*YOUR OBJECTIVE*:
Copy the passage on remittance growth from "The Scale of" up to and including "SADC payment flows.", renaming every "SADC" as "Southern African Development Community".

*PROVIDED PASSAGE*:
◆ ◆ ◆

The Scale of the Game is Getting Bigger
Why does this all matter so much right now? Just look at the numbers. The sheer volume of money flowing out of South Africa, especially to our neighbours, shows just how connected our economy has become. This growth makes getting your payment systems right more critical than ever for keeping suppliers happy and supply chains moving.
Over the last decade, the formal remittance market from South Africa into other SADC countries has absolutely exploded. We've seen outflows jump from around R6 billion in 2016 to over R19 billion in 2024—that's more than a threefold increase. The number of individual transactions also shot up from about 4.8 million to 15.7 million in that same period. If you're interested in the data, you can explore detailed research on SADC payment flows.

◆ ◆ ◆

[Boxed element entries]
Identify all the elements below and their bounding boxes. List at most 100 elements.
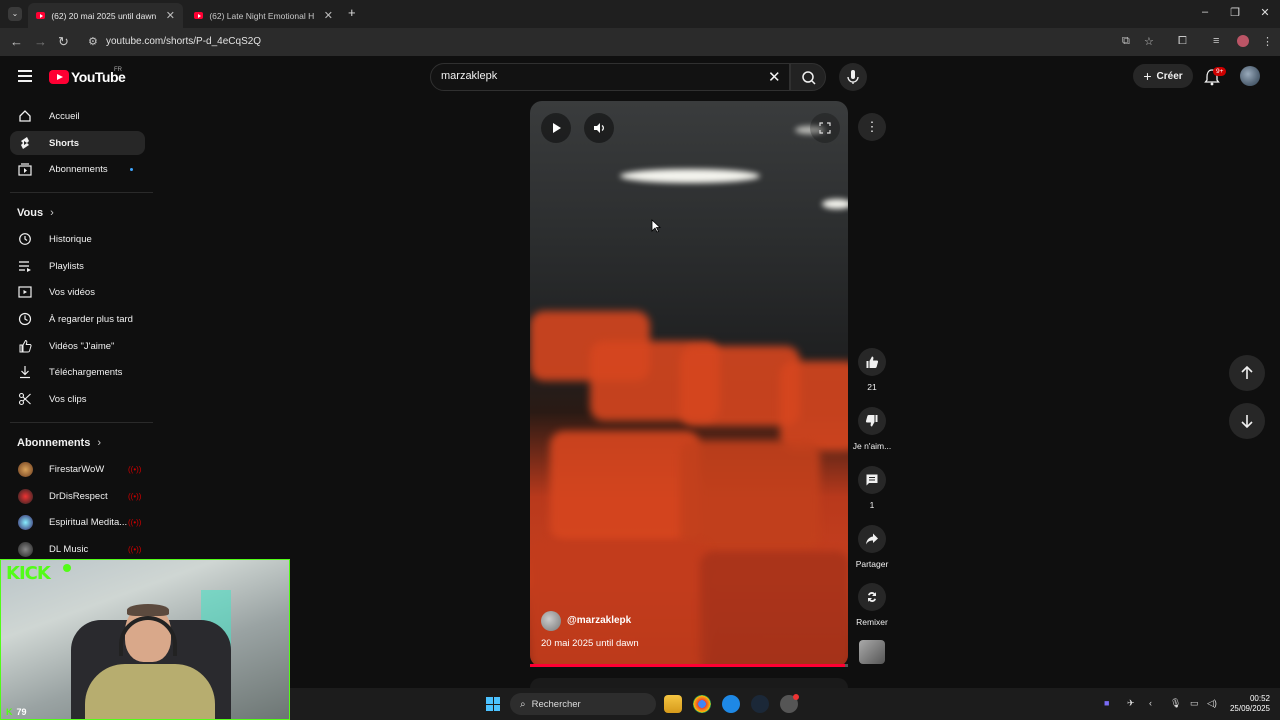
tab-second[interactable]: (62) Late Night Emotional Hous ✕: [186, 3, 341, 28]
sidebar-item-shorts[interactable]: Shorts: [10, 131, 145, 155]
more-options-button[interactable]: ⋮: [858, 113, 886, 141]
share-button[interactable]: [858, 525, 886, 553]
tab-close-icon[interactable]: ✕: [324, 9, 333, 22]
remix-button[interactable]: [858, 583, 886, 611]
volume-button[interactable]: [584, 113, 614, 143]
comment-count: 1: [869, 500, 875, 510]
sidebar-item-label: DL Music: [49, 543, 89, 555]
cinema-seat: [550, 431, 700, 541]
volume-icon[interactable]: ◁): [1207, 698, 1217, 709]
bookmark-star-icon[interactable]: ☆: [1144, 35, 1154, 48]
play-icon: [553, 123, 561, 133]
sidebar-item-accueil[interactable]: Accueil: [10, 104, 145, 128]
install-app-icon[interactable]: ⧉: [1122, 35, 1130, 48]
maximize-button[interactable]: ❐: [1220, 6, 1250, 19]
forward-button[interactable]: →: [34, 34, 47, 49]
sidebar-item-telechargements[interactable]: Téléchargements: [10, 360, 145, 384]
sidebar-item-label: À regarder plus tard: [49, 313, 133, 325]
app-icon[interactable]: [722, 695, 740, 713]
heading-label: Vous: [17, 207, 44, 219]
play-button[interactable]: [541, 113, 571, 143]
comment-icon: [866, 474, 878, 486]
tab-search-button[interactable]: ⌄: [8, 7, 22, 21]
search-query: marzaklepk: [441, 70, 498, 82]
extensions-icon[interactable]: ⧠: [1178, 35, 1187, 48]
new-tab-button[interactable]: +: [348, 5, 356, 20]
sidebar-heading-abonnements[interactable]: Abonnements ›: [17, 437, 101, 449]
sidebar-heading-vous[interactable]: Vous ›: [17, 207, 54, 219]
kick-icon: K: [6, 707, 13, 717]
tray-app-icon[interactable]: ■: [1104, 698, 1109, 708]
tray-app-icon[interactable]: ✈: [1127, 698, 1135, 709]
your-videos-icon: [17, 285, 33, 299]
kick-logo: KICK: [6, 563, 51, 584]
chevron-right-icon: ›: [50, 207, 54, 219]
steam-icon[interactable]: [751, 695, 769, 713]
sidebar-item-playlists[interactable]: Playlists: [10, 254, 145, 278]
search-button[interactable]: [790, 63, 826, 91]
browser-menu-icon[interactable]: ⋮: [1262, 35, 1273, 48]
sidebar-channel-espiritual[interactable]: Espiritual Medita...: [10, 510, 145, 534]
minimize-button[interactable]: –: [1190, 6, 1220, 18]
create-button[interactable]: + Créer: [1133, 64, 1193, 88]
system-clock[interactable]: 00:52 25/09/2025: [1226, 694, 1270, 714]
comments-button[interactable]: [858, 466, 886, 494]
previous-short-button[interactable]: [1229, 355, 1265, 391]
sidebar-divider: [10, 422, 153, 423]
sidebar-channel-firestarwow[interactable]: FirestarWoW: [10, 457, 145, 481]
next-short-button[interactable]: [1229, 403, 1265, 439]
fullscreen-button[interactable]: [810, 113, 840, 143]
short-channel-name[interactable]: @marzaklepk: [567, 615, 631, 626]
network-icon[interactable]: ▭: [1190, 698, 1199, 709]
live-icon: ((•)): [128, 545, 142, 554]
mouse-cursor-icon: [651, 219, 662, 238]
address-bar-url[interactable]: youtube.com/shorts/P-d_4eCqS2Q: [106, 36, 261, 47]
channel-avatar: [17, 488, 33, 504]
live-icon: ((•)): [128, 465, 142, 474]
dislike-label: Je n'aim...: [852, 441, 892, 451]
clear-search-icon[interactable]: ✕: [768, 68, 781, 86]
chrome-icon[interactable]: [693, 695, 711, 713]
reload-button[interactable]: ↻: [58, 34, 69, 50]
arrow-up-icon: [1241, 365, 1253, 379]
create-label: Créer: [1156, 70, 1183, 82]
sidebar-item-vos-videos[interactable]: Vos vidéos: [10, 280, 145, 304]
profile-avatar[interactable]: [1237, 35, 1249, 47]
sidebar-item-vos-clips[interactable]: Vos clips: [10, 387, 145, 411]
cinema-seat: [680, 441, 820, 551]
short-progress-bar[interactable]: [530, 664, 848, 667]
short-channel-avatar[interactable]: [541, 611, 561, 631]
taskbar-search[interactable]: ⌕ Rechercher: [510, 693, 656, 715]
menu-icon[interactable]: [18, 70, 32, 82]
sidebar-item-abonnements[interactable]: Abonnements: [10, 157, 145, 181]
clock-time: 00:52: [1249, 694, 1270, 703]
sidebar-channel-drdisrespect[interactable]: DrDisRespect: [10, 484, 145, 508]
close-window-button[interactable]: ✕: [1250, 6, 1280, 19]
thumbs-down-icon: [865, 415, 878, 427]
sidebar-item-label: Accueil: [49, 110, 80, 122]
dislike-button[interactable]: [858, 407, 886, 435]
short-title[interactable]: 20 mai 2025 until dawn: [541, 638, 639, 649]
sound-thumbnail[interactable]: [859, 640, 885, 664]
like-button[interactable]: [858, 348, 886, 376]
sidebar-item-historique[interactable]: Historique: [10, 227, 145, 251]
account-avatar[interactable]: [1240, 66, 1260, 86]
short-video-player[interactable]: [530, 101, 848, 667]
sidebar-item-a-regarder-plus-tard[interactable]: À regarder plus tard: [10, 307, 145, 331]
windows-start-icon[interactable]: [486, 697, 500, 711]
sidebar-item-label: Historique: [49, 233, 92, 245]
sidebar-channel-dl-music[interactable]: DL Music: [10, 537, 145, 561]
voice-search-button[interactable]: [839, 63, 867, 91]
site-info-icon[interactable]: ⚙: [88, 35, 98, 48]
file-explorer-icon[interactable]: [664, 695, 682, 713]
microphone-icon[interactable]: 🎙: [1170, 698, 1181, 709]
reading-list-icon[interactable]: ≡: [1213, 35, 1219, 47]
sidebar-item-videos-jaime[interactable]: Vidéos "J'aime": [10, 334, 145, 358]
tray-chevron-icon[interactable]: ‹: [1149, 698, 1152, 708]
tab-close-icon[interactable]: ✕: [166, 9, 175, 22]
tab-current[interactable]: (62) 20 mai 2025 until dawn ✕: [28, 3, 183, 28]
verified-badge-icon: [63, 564, 71, 572]
back-button[interactable]: ←: [10, 34, 23, 49]
subscriptions-icon: [17, 162, 33, 176]
next-short-preview: [530, 678, 848, 688]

◆ ◆ ◆

*FULL OUTPUT*:
The Scale of the Game is Getting Bigger
Why does this all matter so much right now? Just look at the numbers. The sheer volume of money flowing out of South Africa, especially to our neighbours, shows just how connected our economy has become. This growth makes getting your payment systems right more critical than ever for keeping suppliers happy and supply chains moving.
Over the last decade, the formal remittance market from South Africa into other Southern African Development Community countries has absolutely exploded. We've seen outflows jump from around R6 billion in 2016 to over R19 billion in 2024—that's more than a threefold increase. The number of individual transactions also shot up from about 4.8 million to 15.7 million in that same period. If you're interested in the data, you can explore detailed research on Southern African Development Community payment flows.